TASK DATA
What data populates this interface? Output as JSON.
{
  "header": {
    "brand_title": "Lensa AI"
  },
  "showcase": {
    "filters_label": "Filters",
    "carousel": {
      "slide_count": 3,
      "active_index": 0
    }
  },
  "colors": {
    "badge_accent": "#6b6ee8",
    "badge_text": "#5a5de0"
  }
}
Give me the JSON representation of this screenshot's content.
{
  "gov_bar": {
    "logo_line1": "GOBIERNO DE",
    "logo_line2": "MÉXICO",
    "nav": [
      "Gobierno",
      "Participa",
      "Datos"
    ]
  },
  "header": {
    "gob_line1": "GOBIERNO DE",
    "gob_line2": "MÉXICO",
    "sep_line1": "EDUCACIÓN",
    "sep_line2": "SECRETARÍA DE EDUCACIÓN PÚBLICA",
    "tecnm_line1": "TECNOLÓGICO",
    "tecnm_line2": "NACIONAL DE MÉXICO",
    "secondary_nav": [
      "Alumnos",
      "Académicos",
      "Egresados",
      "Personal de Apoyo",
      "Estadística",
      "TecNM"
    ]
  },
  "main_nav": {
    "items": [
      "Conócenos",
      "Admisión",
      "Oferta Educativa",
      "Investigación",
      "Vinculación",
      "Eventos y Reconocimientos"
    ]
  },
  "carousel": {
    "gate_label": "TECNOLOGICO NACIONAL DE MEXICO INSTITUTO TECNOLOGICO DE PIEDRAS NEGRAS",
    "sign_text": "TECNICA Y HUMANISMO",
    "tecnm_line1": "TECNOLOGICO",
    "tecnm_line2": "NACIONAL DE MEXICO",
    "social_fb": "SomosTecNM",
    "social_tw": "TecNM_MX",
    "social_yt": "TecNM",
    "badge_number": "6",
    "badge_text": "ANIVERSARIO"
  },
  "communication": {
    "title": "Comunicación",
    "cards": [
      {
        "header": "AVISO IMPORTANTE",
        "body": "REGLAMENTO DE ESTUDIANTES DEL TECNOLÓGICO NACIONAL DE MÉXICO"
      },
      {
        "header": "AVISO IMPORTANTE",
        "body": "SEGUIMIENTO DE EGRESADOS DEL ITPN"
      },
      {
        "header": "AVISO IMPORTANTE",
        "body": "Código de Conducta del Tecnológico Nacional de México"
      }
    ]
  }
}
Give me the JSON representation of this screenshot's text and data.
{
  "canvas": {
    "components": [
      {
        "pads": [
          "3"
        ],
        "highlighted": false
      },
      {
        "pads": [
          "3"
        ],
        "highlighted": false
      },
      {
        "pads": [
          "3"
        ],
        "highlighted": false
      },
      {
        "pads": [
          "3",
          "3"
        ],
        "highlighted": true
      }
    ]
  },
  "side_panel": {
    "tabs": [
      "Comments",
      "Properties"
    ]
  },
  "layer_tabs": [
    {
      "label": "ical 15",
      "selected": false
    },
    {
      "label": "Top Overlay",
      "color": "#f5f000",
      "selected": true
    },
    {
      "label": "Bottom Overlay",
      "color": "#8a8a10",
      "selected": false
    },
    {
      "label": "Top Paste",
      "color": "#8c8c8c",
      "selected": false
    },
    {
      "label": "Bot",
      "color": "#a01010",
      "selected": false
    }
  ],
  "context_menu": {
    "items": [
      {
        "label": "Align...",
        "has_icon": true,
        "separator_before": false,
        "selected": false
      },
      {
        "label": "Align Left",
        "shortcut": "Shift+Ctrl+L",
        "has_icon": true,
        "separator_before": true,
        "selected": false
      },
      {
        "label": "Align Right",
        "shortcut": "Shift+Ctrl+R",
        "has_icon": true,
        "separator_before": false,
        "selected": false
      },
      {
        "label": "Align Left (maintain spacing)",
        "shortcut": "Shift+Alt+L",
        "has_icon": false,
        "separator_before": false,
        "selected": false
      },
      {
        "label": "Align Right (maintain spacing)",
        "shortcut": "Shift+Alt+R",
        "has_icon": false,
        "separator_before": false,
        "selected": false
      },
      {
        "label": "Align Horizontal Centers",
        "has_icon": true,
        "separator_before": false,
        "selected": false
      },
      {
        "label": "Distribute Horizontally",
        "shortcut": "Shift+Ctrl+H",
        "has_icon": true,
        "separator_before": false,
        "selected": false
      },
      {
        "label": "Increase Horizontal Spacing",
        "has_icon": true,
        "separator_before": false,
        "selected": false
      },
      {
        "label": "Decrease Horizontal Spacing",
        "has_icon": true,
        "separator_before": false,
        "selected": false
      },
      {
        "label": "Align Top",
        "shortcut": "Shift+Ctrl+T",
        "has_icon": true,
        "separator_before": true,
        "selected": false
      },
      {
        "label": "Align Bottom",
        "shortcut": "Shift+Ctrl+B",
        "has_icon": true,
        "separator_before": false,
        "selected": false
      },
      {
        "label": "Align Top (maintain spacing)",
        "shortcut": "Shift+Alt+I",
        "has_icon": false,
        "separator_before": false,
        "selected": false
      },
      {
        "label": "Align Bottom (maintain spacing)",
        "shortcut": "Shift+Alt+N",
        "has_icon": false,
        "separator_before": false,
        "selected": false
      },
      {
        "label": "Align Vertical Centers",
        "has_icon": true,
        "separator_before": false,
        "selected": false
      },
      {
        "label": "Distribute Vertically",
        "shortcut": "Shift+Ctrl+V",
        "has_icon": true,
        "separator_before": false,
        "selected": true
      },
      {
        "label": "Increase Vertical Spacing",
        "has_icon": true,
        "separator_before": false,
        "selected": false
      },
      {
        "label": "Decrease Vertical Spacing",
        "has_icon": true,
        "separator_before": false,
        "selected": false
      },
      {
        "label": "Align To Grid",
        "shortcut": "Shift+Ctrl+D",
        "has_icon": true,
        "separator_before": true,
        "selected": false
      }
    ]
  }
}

DIRECTIONS
Every record shown above must be echoed exactly.

FULL RESPONSE
What data populates this interface? Output as JSON.
{
  "header": {
    "brand_title": "Lensa AI"
  },
  "showcase": {
    "filters_label": "Filters",
    "carousel": {
      "slide_count": 3,
      "active_index": 0
    }
  },
  "colors": {
    "badge_accent": "#6b6ee8",
    "badge_text": "#5a5de0"
  }
}
Give me the JSON representation of this screenshot's content.
{
  "gov_bar": {
    "logo_line1": "GOBIERNO DE",
    "logo_line2": "MÉXICO",
    "nav": [
      "Gobierno",
      "Participa",
      "Datos"
    ]
  },
  "header": {
    "gob_line1": "GOBIERNO DE",
    "gob_line2": "MÉXICO",
    "sep_line1": "EDUCACIÓN",
    "sep_line2": "SECRETARÍA DE EDUCACIÓN PÚBLICA",
    "tecnm_line1": "TECNOLÓGICO",
    "tecnm_line2": "NACIONAL DE MÉXICO",
    "secondary_nav": [
      "Alumnos",
      "Académicos",
      "Egresados",
      "Personal de Apoyo",
      "Estadística",
      "TecNM"
    ]
  },
  "main_nav": {
    "items": [
      "Conócenos",
      "Admisión",
      "Oferta Educativa",
      "Investigación",
      "Vinculación",
      "Eventos y Reconocimientos"
    ]
  },
  "carousel": {
    "gate_label": "TECNOLOGICO NACIONAL DE MEXICO INSTITUTO TECNOLOGICO DE PIEDRAS NEGRAS",
    "sign_text": "TECNICA Y HUMANISMO",
    "tecnm_line1": "TECNOLOGICO",
    "tecnm_line2": "NACIONAL DE MEXICO",
    "social_fb": "SomosTecNM",
    "social_tw": "TecNM_MX",
    "social_yt": "TecNM",
    "badge_number": "6",
    "badge_text": "ANIVERSARIO"
  },
  "communication": {
    "title": "Comunicación",
    "cards": [
      {
        "header": "AVISO IMPORTANTE",
        "body": "REGLAMENTO DE ESTUDIANTES DEL TECNOLÓGICO NACIONAL DE MÉXICO"
      },
      {
        "header": "AVISO IMPORTANTE",
        "body": "SEGUIMIENTO DE EGRESADOS DEL ITPN"
      },
      {
        "header": "AVISO IMPORTANTE",
        "body": "Código de Conducta del Tecnológico Nacional de México"
      }
    ]
  }
}
Give me the JSON representation of this screenshot's text and data.
{
  "canvas": {
    "components": [
      {
        "pads": [
          "3"
        ],
        "highlighted": false
      },
      {
        "pads": [
          "3"
        ],
        "highlighted": false
      },
      {
        "pads": [
          "3"
        ],
        "highlighted": false
      },
      {
        "pads": [
          "3",
          "3"
        ],
        "highlighted": true
      }
    ]
  },
  "side_panel": {
    "tabs": [
      "Comments",
      "Properties"
    ]
  },
  "layer_tabs": [
    {
      "label": "ical 15",
      "selected": false
    },
    {
      "label": "Top Overlay",
      "color": "#f5f000",
      "selected": true
    },
    {
      "label": "Bottom Overlay",
      "color": "#8a8a10",
      "selected": false
    },
    {
      "label": "Top Paste",
      "color": "#8c8c8c",
      "selected": false
    },
    {
      "label": "Bot",
      "color": "#a01010",
      "selected": false
    }
  ],
  "context_menu": {
    "items": [
      {
        "label": "Align...",
        "has_icon": true,
        "separator_before": false,
        "selected": false
      },
      {
        "label": "Align Left",
        "shortcut": "Shift+Ctrl+L",
        "has_icon": true,
        "separator_before": true,
        "selected": false
      },
      {
        "label": "Align Right",
        "shortcut": "Shift+Ctrl+R",
        "has_icon": true,
        "separator_before": false,
        "selected": false
      },
      {
        "label": "Align Left (maintain spacing)",
        "shortcut": "Shift+Alt+L",
        "has_icon": false,
        "separator_before": false,
        "selected": false
      },
      {
        "label": "Align Right (maintain spacing)",
        "shortcut": "Shift+Alt+R",
        "has_icon": false,
        "separator_before": false,
        "selected": false
      },
      {
        "label": "Align Horizontal Centers",
        "has_icon": true,
        "separator_before": false,
        "selected": false
      },
      {
        "label": "Distribute Horizontally",
        "shortcut": "Shift+Ctrl+H",
        "has_icon": true,
        "separator_before": false,
        "selected": false
      },
      {
        "label": "Increase Horizontal Spacing",
        "has_icon": true,
        "separator_before": false,
        "selected": false
      },
      {
        "label": "Decrease Horizontal Spacing",
        "has_icon": true,
        "separator_before": false,
        "selected": false
      },
      {
        "label": "Align Top",
        "shortcut": "Shift+Ctrl+T",
        "has_icon": true,
        "separator_before": true,
        "selected": false
      },
      {
        "label": "Align Bottom",
        "shortcut": "Shift+Ctrl+B",
        "has_icon": true,
        "separator_before": false,
        "selected": false
      },
      {
        "label": "Align Top (maintain spacing)",
        "shortcut": "Shift+Alt+I",
        "has_icon": false,
        "separator_before": false,
        "selected": false
      },
      {
        "label": "Align Bottom (maintain spacing)",
        "shortcut": "Shift+Alt+N",
        "has_icon": false,
        "separator_before": false,
        "selected": false
      },
      {
        "label": "Align Vertical Centers",
        "has_icon": true,
        "separator_before": false,
        "selected": false
      },
      {
        "label": "Distribute Vertically",
        "shortcut": "Shift+Ctrl+V",
        "has_icon": true,
        "separator_before": false,
        "selected": true
      },
      {
        "label": "Increase Vertical Spacing",
        "has_icon": true,
        "separator_before": false,
        "selected": false
      },
      {
        "label": "Decrease Vertical Spacing",
        "has_icon": true,
        "separator_before": false,
        "selected": false
      },
      {
        "label": "Align To Grid",
        "shortcut": "Shift+Ctrl+D",
        "has_icon": true,
        "separator_before": true,
        "selected": false
      }
    ]
  }
}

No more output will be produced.